DIRECTIONS FOR THIS TASK:
Every record below should appear in your answer, copied exactly.
╭─ EXERCISE MATERIAL
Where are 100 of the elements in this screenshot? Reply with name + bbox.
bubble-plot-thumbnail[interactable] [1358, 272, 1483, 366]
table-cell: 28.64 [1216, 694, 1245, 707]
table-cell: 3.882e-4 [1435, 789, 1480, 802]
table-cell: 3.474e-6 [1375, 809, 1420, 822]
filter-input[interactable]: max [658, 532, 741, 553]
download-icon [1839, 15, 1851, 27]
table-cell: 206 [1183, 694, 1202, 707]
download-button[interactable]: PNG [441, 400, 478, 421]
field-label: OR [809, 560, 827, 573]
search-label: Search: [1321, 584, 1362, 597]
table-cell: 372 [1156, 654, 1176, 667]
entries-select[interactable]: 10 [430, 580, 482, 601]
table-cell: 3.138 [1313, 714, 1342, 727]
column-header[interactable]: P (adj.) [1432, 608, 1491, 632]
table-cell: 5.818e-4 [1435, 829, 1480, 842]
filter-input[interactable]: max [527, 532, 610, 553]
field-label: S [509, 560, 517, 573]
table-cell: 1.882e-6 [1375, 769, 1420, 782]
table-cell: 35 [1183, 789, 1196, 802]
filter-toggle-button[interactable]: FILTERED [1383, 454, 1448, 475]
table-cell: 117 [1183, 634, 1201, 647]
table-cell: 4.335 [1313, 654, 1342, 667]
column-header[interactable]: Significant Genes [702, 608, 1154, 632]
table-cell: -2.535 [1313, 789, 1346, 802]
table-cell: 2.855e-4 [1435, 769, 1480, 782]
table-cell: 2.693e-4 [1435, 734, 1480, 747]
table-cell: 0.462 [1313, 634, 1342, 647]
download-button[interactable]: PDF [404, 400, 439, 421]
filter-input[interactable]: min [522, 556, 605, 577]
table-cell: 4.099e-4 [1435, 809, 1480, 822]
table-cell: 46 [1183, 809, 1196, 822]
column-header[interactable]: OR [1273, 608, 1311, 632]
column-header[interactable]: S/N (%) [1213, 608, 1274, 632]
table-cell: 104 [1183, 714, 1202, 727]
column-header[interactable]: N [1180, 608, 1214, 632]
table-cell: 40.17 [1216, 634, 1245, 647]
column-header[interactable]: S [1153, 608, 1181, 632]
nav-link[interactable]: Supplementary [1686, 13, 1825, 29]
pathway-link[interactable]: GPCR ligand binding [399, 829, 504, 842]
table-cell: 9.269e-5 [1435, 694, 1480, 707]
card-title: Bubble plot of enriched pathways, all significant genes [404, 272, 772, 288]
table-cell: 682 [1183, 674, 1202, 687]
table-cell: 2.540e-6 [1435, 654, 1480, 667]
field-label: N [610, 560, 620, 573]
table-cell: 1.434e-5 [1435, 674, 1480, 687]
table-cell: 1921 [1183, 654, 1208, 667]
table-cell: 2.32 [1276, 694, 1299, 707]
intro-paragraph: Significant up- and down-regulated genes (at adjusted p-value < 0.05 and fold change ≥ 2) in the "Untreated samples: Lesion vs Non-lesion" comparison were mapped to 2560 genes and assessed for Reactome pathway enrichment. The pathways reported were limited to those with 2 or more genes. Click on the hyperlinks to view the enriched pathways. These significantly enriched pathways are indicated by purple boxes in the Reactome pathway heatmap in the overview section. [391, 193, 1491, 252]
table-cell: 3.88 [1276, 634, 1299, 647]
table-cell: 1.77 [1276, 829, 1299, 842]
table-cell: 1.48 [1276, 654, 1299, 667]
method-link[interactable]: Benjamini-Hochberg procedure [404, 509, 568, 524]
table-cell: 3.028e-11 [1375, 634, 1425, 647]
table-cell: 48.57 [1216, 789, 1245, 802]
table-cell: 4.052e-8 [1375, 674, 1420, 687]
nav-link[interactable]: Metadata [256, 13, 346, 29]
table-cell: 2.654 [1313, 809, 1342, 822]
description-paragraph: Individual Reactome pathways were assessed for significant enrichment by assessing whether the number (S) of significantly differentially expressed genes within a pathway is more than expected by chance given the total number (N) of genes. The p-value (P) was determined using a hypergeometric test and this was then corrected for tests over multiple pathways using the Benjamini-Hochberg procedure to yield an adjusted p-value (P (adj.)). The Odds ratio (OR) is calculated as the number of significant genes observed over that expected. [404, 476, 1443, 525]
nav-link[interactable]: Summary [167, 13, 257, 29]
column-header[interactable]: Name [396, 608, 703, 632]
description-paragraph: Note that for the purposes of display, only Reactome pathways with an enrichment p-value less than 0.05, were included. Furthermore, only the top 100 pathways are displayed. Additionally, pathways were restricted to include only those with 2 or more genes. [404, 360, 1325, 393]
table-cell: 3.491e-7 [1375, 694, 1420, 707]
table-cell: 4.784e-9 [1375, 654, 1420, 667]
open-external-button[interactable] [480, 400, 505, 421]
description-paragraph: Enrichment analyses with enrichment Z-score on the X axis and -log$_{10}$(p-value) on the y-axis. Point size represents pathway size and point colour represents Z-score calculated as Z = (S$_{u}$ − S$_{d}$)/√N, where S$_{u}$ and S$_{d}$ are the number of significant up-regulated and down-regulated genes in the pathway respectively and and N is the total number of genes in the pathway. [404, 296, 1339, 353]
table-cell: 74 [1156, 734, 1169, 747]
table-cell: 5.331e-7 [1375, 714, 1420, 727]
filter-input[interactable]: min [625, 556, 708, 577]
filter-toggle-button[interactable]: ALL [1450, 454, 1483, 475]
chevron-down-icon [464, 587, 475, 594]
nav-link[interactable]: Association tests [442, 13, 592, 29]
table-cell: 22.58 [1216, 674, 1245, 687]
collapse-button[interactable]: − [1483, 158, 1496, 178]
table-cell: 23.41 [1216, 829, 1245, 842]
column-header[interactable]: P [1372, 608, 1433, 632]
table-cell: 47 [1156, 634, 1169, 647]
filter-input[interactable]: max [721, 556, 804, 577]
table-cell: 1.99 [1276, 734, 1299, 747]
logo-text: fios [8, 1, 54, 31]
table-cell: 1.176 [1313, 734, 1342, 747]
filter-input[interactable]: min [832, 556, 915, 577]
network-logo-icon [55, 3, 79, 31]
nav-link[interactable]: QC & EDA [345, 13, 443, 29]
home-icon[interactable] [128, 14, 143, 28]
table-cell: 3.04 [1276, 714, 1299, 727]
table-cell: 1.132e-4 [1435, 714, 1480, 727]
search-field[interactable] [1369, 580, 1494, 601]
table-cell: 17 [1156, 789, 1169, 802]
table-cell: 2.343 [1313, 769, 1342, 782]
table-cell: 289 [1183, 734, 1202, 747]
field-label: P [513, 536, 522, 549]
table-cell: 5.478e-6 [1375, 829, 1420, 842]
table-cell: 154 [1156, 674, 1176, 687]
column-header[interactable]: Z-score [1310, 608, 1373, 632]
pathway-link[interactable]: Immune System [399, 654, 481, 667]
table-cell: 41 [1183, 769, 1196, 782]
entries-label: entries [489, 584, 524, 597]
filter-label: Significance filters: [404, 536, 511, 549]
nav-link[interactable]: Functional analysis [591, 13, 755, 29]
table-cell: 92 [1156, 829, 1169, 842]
╰─
RESPONSE AREA:
Where are 100 of the elements in this screenshot? Reply with name + bbox.
bubble-plot-thumbnail[interactable] [1358, 272, 1483, 366]
table-cell: 28.64 [1216, 694, 1245, 707]
table-cell: 3.882e-4 [1435, 789, 1480, 802]
table-cell: 3.474e-6 [1375, 809, 1420, 822]
filter-input[interactable]: max [658, 532, 741, 553]
download-icon [1839, 15, 1851, 27]
table-cell: 206 [1183, 694, 1202, 707]
download-button[interactable]: PNG [441, 400, 478, 421]
field-label: OR [809, 560, 827, 573]
search-label: Search: [1321, 584, 1362, 597]
table-cell: 372 [1156, 654, 1176, 667]
entries-select[interactable]: 10 [430, 580, 482, 601]
table-cell: 3.138 [1313, 714, 1342, 727]
column-header[interactable]: P (adj.) [1432, 608, 1491, 632]
table-cell: 5.818e-4 [1435, 829, 1480, 842]
filter-input[interactable]: max [527, 532, 610, 553]
field-label: S [509, 560, 517, 573]
table-cell: 1.882e-6 [1375, 769, 1420, 782]
table-cell: 35 [1183, 789, 1196, 802]
filter-toggle-button[interactable]: FILTERED [1383, 454, 1448, 475]
table-cell: 117 [1183, 634, 1201, 647]
table-cell: 4.335 [1313, 654, 1342, 667]
column-header[interactable]: Significant Genes [702, 608, 1154, 632]
table-cell: -2.535 [1313, 789, 1346, 802]
table-cell: 2.855e-4 [1435, 769, 1480, 782]
table-cell: 2.693e-4 [1435, 734, 1480, 747]
table-cell: 0.462 [1313, 634, 1342, 647]
download-button[interactable]: PDF [404, 400, 439, 421]
filter-input[interactable]: min [522, 556, 605, 577]
table-cell: 4.099e-4 [1435, 809, 1480, 822]
table-cell: 46 [1183, 809, 1196, 822]
column-header[interactable]: OR [1273, 608, 1311, 632]
column-header[interactable]: S/N (%) [1213, 608, 1274, 632]
table-cell: 104 [1183, 714, 1202, 727]
column-header[interactable]: N [1180, 608, 1214, 632]
table-cell: 40.17 [1216, 634, 1245, 647]
column-header[interactable]: S [1153, 608, 1181, 632]
nav-link[interactable]: Supplementary [1686, 13, 1825, 29]
pathway-link[interactable]: GPCR ligand binding [399, 829, 504, 842]
table-cell: 9.269e-5 [1435, 694, 1480, 707]
card-title: Bubble plot of enriched pathways, all significant genes [404, 272, 772, 288]
table-cell: 682 [1183, 674, 1202, 687]
table-cell: 2.540e-6 [1435, 654, 1480, 667]
field-label: N [610, 560, 620, 573]
table-cell: 1.434e-5 [1435, 674, 1480, 687]
table-cell: 1921 [1183, 654, 1208, 667]
table-cell: 2.32 [1276, 694, 1299, 707]
intro-paragraph: Significant up- and down-regulated genes (at adjusted p-value < 0.05 and fold change ≥ 2) in the "Untreated samples: Lesion vs Non-lesion" comparison were mapped to 2560 genes and assessed for Reactome pathway enrichment. The pathways reported were limited to those with 2 or more genes. Click on the hyperlinks to view the enriched pathways. These significantly enriched pathways are indicated by purple boxes in the Reactome pathway heatmap in the overview section. [391, 193, 1491, 252]
table-cell: 3.88 [1276, 634, 1299, 647]
table-cell: 1.77 [1276, 829, 1299, 842]
table-cell: 1.48 [1276, 654, 1299, 667]
method-link[interactable]: Benjamini-Hochberg procedure [404, 509, 568, 524]
table-cell: 3.028e-11 [1375, 634, 1425, 647]
table-cell: 48.57 [1216, 789, 1245, 802]
table-cell: 4.052e-8 [1375, 674, 1420, 687]
nav-link[interactable]: Metadata [256, 13, 346, 29]
table-cell: 2.654 [1313, 809, 1342, 822]
description-paragraph: Individual Reactome pathways were assessed for significant enrichment by assessing whether the number (S) of significantly differentially expressed genes within a pathway is more than expected by chance given the total number (N) of genes. The p-value (P) was determined using a hypergeometric test and this was then corrected for tests over multiple pathways using the Benjamini-Hochberg procedure to yield an adjusted p-value (P (adj.)). The Odds ratio (OR) is calculated as the number of significant genes observed over that expected. [404, 476, 1443, 525]
nav-link[interactable]: Summary [167, 13, 257, 29]
column-header[interactable]: Name [396, 608, 703, 632]
description-paragraph: Note that for the purposes of display, only Reactome pathways with an enrichment p-value less than 0.05, were included. Furthermore, only the top 100 pathways are displayed. Additionally, pathways were restricted to include only those with 2 or more genes. [404, 360, 1325, 393]
table-cell: 3.491e-7 [1375, 694, 1420, 707]
table-cell: 4.784e-9 [1375, 654, 1420, 667]
open-external-button[interactable] [480, 400, 505, 421]
description-paragraph: Enrichment analyses with enrichment Z-score on the X axis and -log$_{10}$(p-value) on the y-axis. Point size represents pathway size and point colour represents Z-score calculated as Z = (S$_{u}$ − S$_{d}$)/√N, where S$_{u}$ and S$_{d}$ are the number of significant up-regulated and down-regulated genes in the pathway respectively and and N is the total number of genes in the pathway. [404, 296, 1339, 353]
table-cell: 74 [1156, 734, 1169, 747]
table-cell: 5.331e-7 [1375, 714, 1420, 727]
filter-input[interactable]: min [625, 556, 708, 577]
filter-toggle-button[interactable]: ALL [1450, 454, 1483, 475]
chevron-down-icon [464, 587, 475, 594]
nav-link[interactable]: Association tests [442, 13, 592, 29]
table-cell: 22.58 [1216, 674, 1245, 687]
collapse-button[interactable]: − [1483, 158, 1496, 178]
table-cell: 23.41 [1216, 829, 1245, 842]
column-header[interactable]: P [1372, 608, 1433, 632]
table-cell: 47 [1156, 634, 1169, 647]
filter-input[interactable]: max [721, 556, 804, 577]
table-cell: 1.99 [1276, 734, 1299, 747]
logo-text: fios [8, 1, 54, 31]
table-cell: 1.176 [1313, 734, 1342, 747]
filter-input[interactable]: min [832, 556, 915, 577]
network-logo-icon [55, 3, 79, 31]
nav-link[interactable]: QC & EDA [345, 13, 443, 29]
home-icon[interactable] [128, 14, 143, 28]
table-cell: 3.04 [1276, 714, 1299, 727]
table-cell: 1.132e-4 [1435, 714, 1480, 727]
search-field[interactable] [1369, 580, 1494, 601]
table-cell: 17 [1156, 789, 1169, 802]
table-cell: 2.343 [1313, 769, 1342, 782]
table-cell: 289 [1183, 734, 1202, 747]
field-label: P [513, 536, 522, 549]
table-cell: 5.478e-6 [1375, 829, 1420, 842]
table-cell: 154 [1156, 674, 1176, 687]
column-header[interactable]: Z-score [1310, 608, 1373, 632]
pathway-link[interactable]: Immune System [399, 654, 481, 667]
table-cell: 41 [1183, 769, 1196, 782]
entries-label: entries [489, 584, 524, 597]
filter-label: Significance filters: [404, 536, 511, 549]
nav-link[interactable]: Functional analysis [591, 13, 755, 29]
table-cell: 92 [1156, 829, 1169, 842]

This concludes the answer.